● **Stored data**
========================
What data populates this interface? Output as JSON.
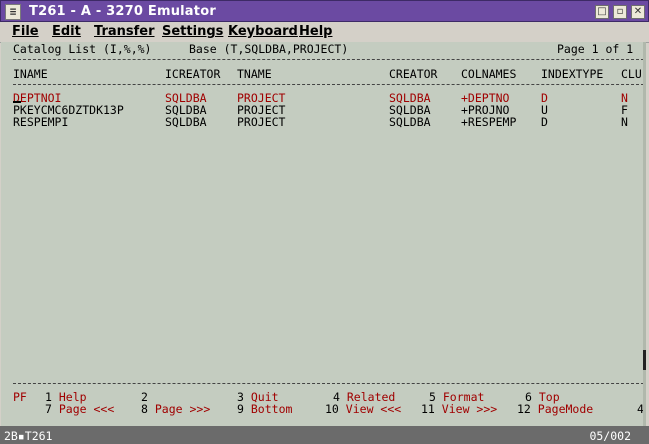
{
  "window": {
    "title": "T261 - A - 3270 Emulator",
    "sys_glyph": "≡",
    "btn_maximize": "□",
    "btn_restore": "▫",
    "btn_close": "✕"
  },
  "menu": [
    "File",
    "Edit",
    "Transfer",
    "Settings",
    "Keyboard",
    "Help"
  ],
  "header": {
    "list_title": "Catalog List (I,%,%)",
    "base": "Base (T,SQLDBA,PROJECT)",
    "page": "Page 1 of 1"
  },
  "table": {
    "columns": [
      "INAME",
      "ICREATOR",
      "TNAME",
      "CREATOR",
      "COLNAMES",
      "INDEXTYPE",
      "CLU"
    ],
    "rows": [
      [
        "DEPTNOI",
        "SQLDBA",
        "PROJECT",
        "SQLDBA",
        "+DEPTNO",
        "D",
        "N"
      ],
      [
        "PKEYCMC6DZTDK13P",
        "SQLDBA",
        "PROJECT",
        "SQLDBA",
        "+PROJNO",
        "U",
        "F"
      ],
      [
        "RESPEMPI",
        "SQLDBA",
        "PROJECT",
        "SQLDBA",
        "+RESPEMP",
        "D",
        "N"
      ]
    ]
  },
  "pf": {
    "prefix": "PF",
    "keys": [
      {
        "num": "1",
        "label": "Help"
      },
      {
        "num": "2",
        "label": ""
      },
      {
        "num": "3",
        "label": "Quit"
      },
      {
        "num": "4",
        "label": "Related"
      },
      {
        "num": "5",
        "label": "Format"
      },
      {
        "num": "6",
        "label": "Top"
      },
      {
        "num": "7",
        "label": "Page <<<"
      },
      {
        "num": "8",
        "label": "Page >>>"
      },
      {
        "num": "9",
        "label": "Bottom"
      },
      {
        "num": "10",
        "label": "View <<<"
      },
      {
        "num": "11",
        "label": "View >>>"
      },
      {
        "num": "12",
        "label": "PageMode"
      }
    ],
    "more": "4"
  },
  "status": {
    "left": "2B▪T261",
    "right": "05/002"
  },
  "colors": {
    "title_bg": "#6b4aa2",
    "screen_bg": "#c4ccc0",
    "accent_red": "#a00000"
  }
}
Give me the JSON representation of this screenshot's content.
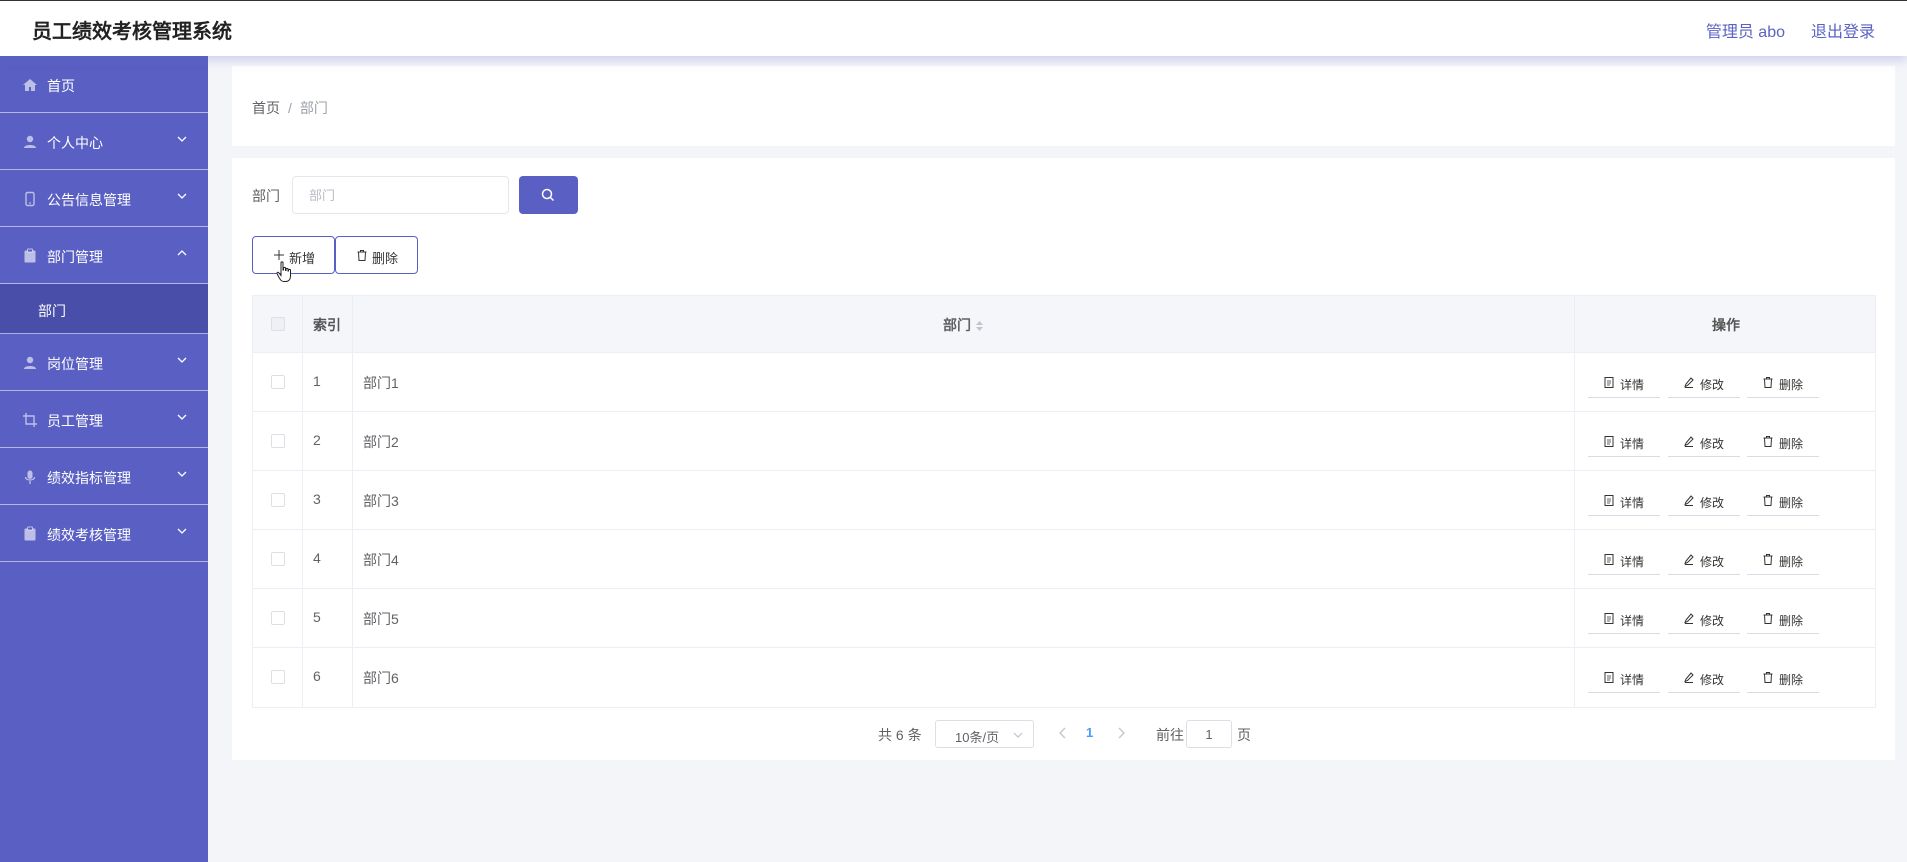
{
  "header": {
    "title": "员工绩效考核管理系统",
    "user": "管理员 abo",
    "logout": "退出登录"
  },
  "sidebar": {
    "items": [
      {
        "label": "首页",
        "icon": "home-icon"
      },
      {
        "label": "个人中心",
        "icon": "user-icon"
      },
      {
        "label": "公告信息管理",
        "icon": "phone-icon"
      },
      {
        "label": "部门管理",
        "icon": "clipboard-icon",
        "expanded": true
      },
      {
        "label": "岗位管理",
        "icon": "user-icon"
      },
      {
        "label": "员工管理",
        "icon": "crop-icon"
      },
      {
        "label": "绩效指标管理",
        "icon": "mic-icon"
      },
      {
        "label": "绩效考核管理",
        "icon": "clipboard-icon"
      }
    ],
    "sub_item": "部门"
  },
  "breadcrumb": {
    "home": "首页",
    "separator": "/",
    "current": "部门"
  },
  "search": {
    "label": "部门",
    "placeholder": "部门"
  },
  "toolbar": {
    "add_label": "新增",
    "delete_label": "删除"
  },
  "table": {
    "headers": {
      "index": "索引",
      "name": "部门",
      "ops": "操作"
    },
    "rows": [
      {
        "index": "1",
        "name": "部门1"
      },
      {
        "index": "2",
        "name": "部门2"
      },
      {
        "index": "3",
        "name": "部门3"
      },
      {
        "index": "4",
        "name": "部门4"
      },
      {
        "index": "5",
        "name": "部门5"
      },
      {
        "index": "6",
        "name": "部门6"
      }
    ],
    "ops": {
      "detail": "详情",
      "edit": "修改",
      "delete": "删除"
    }
  },
  "pagination": {
    "total": "共 6 条",
    "page_size": "10条/页",
    "current_page": "1",
    "goto_label": "前往",
    "goto_value": "1",
    "unit": "页"
  },
  "colors": {
    "accent": "#5a60c3",
    "page_bg": "#f4f5f9",
    "active_page": "#409eff"
  }
}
========================
● **Task goal**
Extract the entries in full, exactly as they are, minus the pictures.

● **The output**
What data populates this interface? Output as JSON.
{
  "window": {
    "title": "T261 - A - 3270 Emulator",
    "sys_glyph": "≡",
    "btn_maximize": "□",
    "btn_restore": "▫",
    "btn_close": "✕"
  },
  "menu": [
    "File",
    "Edit",
    "Transfer",
    "Settings",
    "Keyboard",
    "Help"
  ],
  "header": {
    "list_title": "Catalog List (I,%,%)",
    "base": "Base (T,SQLDBA,PROJECT)",
    "page": "Page 1 of 1"
  },
  "table": {
    "columns": [
      "INAME",
      "ICREATOR",
      "TNAME",
      "CREATOR",
      "COLNAMES",
      "INDEXTYPE",
      "CLU"
    ],
    "rows": [
      [
        "DEPTNOI",
        "SQLDBA",
        "PROJECT",
        "SQLDBA",
        "+DEPTNO",
        "D",
        "N"
      ],
      [
        "PKEYCMC6DZTDK13P",
        "SQLDBA",
        "PROJECT",
        "SQLDBA",
        "+PROJNO",
        "U",
        "F"
      ],
      [
        "RESPEMPI",
        "SQLDBA",
        "PROJECT",
        "SQLDBA",
        "+RESPEMP",
        "D",
        "N"
      ]
    ]
  },
  "pf": {
    "prefix": "PF",
    "keys": [
      {
        "num": "1",
        "label": "Help"
      },
      {
        "num": "2",
        "label": ""
      },
      {
        "num": "3",
        "label": "Quit"
      },
      {
        "num": "4",
        "label": "Related"
      },
      {
        "num": "5",
        "label": "Format"
      },
      {
        "num": "6",
        "label": "Top"
      },
      {
        "num": "7",
        "label": "Page <<<"
      },
      {
        "num": "8",
        "label": "Page >>>"
      },
      {
        "num": "9",
        "label": "Bottom"
      },
      {
        "num": "10",
        "label": "View <<<"
      },
      {
        "num": "11",
        "label": "View >>>"
      },
      {
        "num": "12",
        "label": "PageMode"
      }
    ],
    "more": "4"
  },
  "status": {
    "left": "2B▪T261",
    "right": "05/002"
  },
  "colors": {
    "title_bg": "#6b4aa2",
    "screen_bg": "#c4ccc0",
    "accent_red": "#a00000"
  }
}
Give me the JSON representation of this screenshot's content.
{
  "header": {
    "title": "员工绩效考核管理系统",
    "user": "管理员 abo",
    "logout": "退出登录"
  },
  "sidebar": {
    "items": [
      {
        "label": "首页",
        "icon": "home-icon"
      },
      {
        "label": "个人中心",
        "icon": "user-icon"
      },
      {
        "label": "公告信息管理",
        "icon": "phone-icon"
      },
      {
        "label": "部门管理",
        "icon": "clipboard-icon",
        "expanded": true
      },
      {
        "label": "岗位管理",
        "icon": "user-icon"
      },
      {
        "label": "员工管理",
        "icon": "crop-icon"
      },
      {
        "label": "绩效指标管理",
        "icon": "mic-icon"
      },
      {
        "label": "绩效考核管理",
        "icon": "clipboard-icon"
      }
    ],
    "sub_item": "部门"
  },
  "breadcrumb": {
    "home": "首页",
    "separator": "/",
    "current": "部门"
  },
  "search": {
    "label": "部门",
    "placeholder": "部门"
  },
  "toolbar": {
    "add_label": "新增",
    "delete_label": "删除"
  },
  "table": {
    "headers": {
      "index": "索引",
      "name": "部门",
      "ops": "操作"
    },
    "rows": [
      {
        "index": "1",
        "name": "部门1"
      },
      {
        "index": "2",
        "name": "部门2"
      },
      {
        "index": "3",
        "name": "部门3"
      },
      {
        "index": "4",
        "name": "部门4"
      },
      {
        "index": "5",
        "name": "部门5"
      },
      {
        "index": "6",
        "name": "部门6"
      }
    ],
    "ops": {
      "detail": "详情",
      "edit": "修改",
      "delete": "删除"
    }
  },
  "pagination": {
    "total": "共 6 条",
    "page_size": "10条/页",
    "current_page": "1",
    "goto_label": "前往",
    "goto_value": "1",
    "unit": "页"
  },
  "colors": {
    "accent": "#5a60c3",
    "page_bg": "#f4f5f9",
    "active_page": "#409eff"
  }
}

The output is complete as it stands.